### [Source extract]

<<<<

DustyFrame Shares with us her experience with re batching cold process soap because it did not turn out the first time around. I have had similar problems and this was my solution also.

 

Here is Dusty’s story About Cold Process Soap Re Batching:

I’m still learning this whole soap making thing. I enjoy it and think I’m getting closer to figuring it out.

This was batch #3 and I didn’t know that citrus essential oils don’t do very well in cold process soap making. I used tangerine essential oil in it as well as grated orange peel for a little bit of “scrubby”.

I used tumeric to color it and while it looked nice as a bar, it didn’t smell like much of anything other than orange peel.

I’m not about to waste a whole pound of soap, so I decided to rebatch it.

Soap disaster? Don't throw it out, rebatch it

Here’s what I did.

1. Grate the soap.

2. I added 1/8 c. of Goat’s Milk and a splash of olive oil.

3. I put it in a warm oven 170 in this enamel pan. I checked it every 15 minutes. It did take a fair amount of time until it melted. I just stirred it every time I checked it. Eventually, it looked like this.

4. Then I stirred in peppermint essential oil and some more tangerine–ok I should give up the tangerine because it really didn’t work. I also added about 1 TB of honey.

5. Pour it into the mold–this one happens to be a Rubbermaid drawer organizer that I found at the thrift store for fifty cents.

6. I unmolded it as soon as it cooled. Since it was a rebatch it didn’t need to set as long as fresh cold process soap does.

>>>>

### [Assignment]
Reproduce everything in the soap rebatching story from "This was batch" down to "of olive oil.". The records below come from a separate source.

### [Input data]
<<<<

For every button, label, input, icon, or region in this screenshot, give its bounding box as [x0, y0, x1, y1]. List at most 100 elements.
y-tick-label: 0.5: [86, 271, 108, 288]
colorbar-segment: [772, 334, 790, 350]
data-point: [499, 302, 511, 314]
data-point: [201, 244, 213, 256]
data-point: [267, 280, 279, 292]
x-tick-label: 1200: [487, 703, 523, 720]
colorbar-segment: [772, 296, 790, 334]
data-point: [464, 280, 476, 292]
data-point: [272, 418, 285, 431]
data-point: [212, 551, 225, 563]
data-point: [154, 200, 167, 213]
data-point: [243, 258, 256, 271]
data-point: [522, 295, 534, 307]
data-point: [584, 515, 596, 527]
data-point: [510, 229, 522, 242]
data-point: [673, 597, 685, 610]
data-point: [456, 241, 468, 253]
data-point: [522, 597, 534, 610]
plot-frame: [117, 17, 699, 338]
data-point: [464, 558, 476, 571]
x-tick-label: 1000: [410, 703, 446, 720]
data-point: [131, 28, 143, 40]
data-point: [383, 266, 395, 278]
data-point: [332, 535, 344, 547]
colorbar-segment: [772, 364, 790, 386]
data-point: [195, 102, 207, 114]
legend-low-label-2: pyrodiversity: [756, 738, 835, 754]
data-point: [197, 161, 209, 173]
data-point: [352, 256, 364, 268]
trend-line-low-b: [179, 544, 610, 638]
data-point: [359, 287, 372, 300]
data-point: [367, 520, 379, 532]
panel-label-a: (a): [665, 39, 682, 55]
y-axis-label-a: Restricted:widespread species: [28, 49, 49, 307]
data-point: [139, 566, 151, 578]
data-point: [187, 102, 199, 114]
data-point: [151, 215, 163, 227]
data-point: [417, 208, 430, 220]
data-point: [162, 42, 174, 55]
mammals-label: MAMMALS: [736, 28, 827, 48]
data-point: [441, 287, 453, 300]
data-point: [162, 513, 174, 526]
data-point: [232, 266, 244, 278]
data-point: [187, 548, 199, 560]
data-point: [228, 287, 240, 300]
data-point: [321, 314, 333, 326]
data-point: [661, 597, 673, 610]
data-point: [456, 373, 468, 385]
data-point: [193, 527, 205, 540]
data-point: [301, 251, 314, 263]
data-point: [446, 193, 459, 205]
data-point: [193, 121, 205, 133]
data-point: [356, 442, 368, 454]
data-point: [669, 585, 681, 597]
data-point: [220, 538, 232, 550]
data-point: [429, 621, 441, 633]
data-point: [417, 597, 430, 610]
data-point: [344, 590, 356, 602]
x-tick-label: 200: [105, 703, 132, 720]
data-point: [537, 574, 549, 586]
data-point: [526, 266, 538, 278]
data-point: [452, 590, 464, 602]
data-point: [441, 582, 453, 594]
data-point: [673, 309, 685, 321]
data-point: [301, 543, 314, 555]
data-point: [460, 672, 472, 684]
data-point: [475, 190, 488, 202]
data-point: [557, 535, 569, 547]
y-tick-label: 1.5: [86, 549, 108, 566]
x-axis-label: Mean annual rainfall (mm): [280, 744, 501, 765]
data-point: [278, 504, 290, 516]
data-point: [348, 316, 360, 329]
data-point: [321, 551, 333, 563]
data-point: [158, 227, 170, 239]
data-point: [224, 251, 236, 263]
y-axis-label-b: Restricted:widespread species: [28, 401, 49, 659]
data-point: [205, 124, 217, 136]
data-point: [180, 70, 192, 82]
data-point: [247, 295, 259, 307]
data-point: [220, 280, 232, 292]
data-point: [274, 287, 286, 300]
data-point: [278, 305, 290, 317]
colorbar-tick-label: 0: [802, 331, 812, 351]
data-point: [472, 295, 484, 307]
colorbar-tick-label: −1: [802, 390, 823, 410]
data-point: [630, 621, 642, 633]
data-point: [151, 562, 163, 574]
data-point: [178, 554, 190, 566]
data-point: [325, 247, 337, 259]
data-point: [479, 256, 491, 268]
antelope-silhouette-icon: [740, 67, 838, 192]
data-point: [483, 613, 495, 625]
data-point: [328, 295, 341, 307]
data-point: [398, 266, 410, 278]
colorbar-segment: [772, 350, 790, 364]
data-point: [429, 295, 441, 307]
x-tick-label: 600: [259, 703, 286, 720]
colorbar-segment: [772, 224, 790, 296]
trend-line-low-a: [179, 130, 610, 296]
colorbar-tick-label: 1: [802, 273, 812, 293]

>>>>

### [Written answer]
This was batch #3 and I didn’t know that citrus essential oils don’t do very well in cold process soap making. I used tangerine essential oil in it as well as grated orange peel for a little bit of “scrubby”.

I used tumeric to color it and while it looked nice as a bar, it didn’t smell like much of anything other than orange peel.

I’m not about to waste a whole pound of soap, so I decided to rebatch it.

Soap disaster? Don't throw it out, rebatch it

Here’s what I did.

1. Grate the soap.

2. I added 1/8 c. of Goat’s Milk and a splash of olive oil.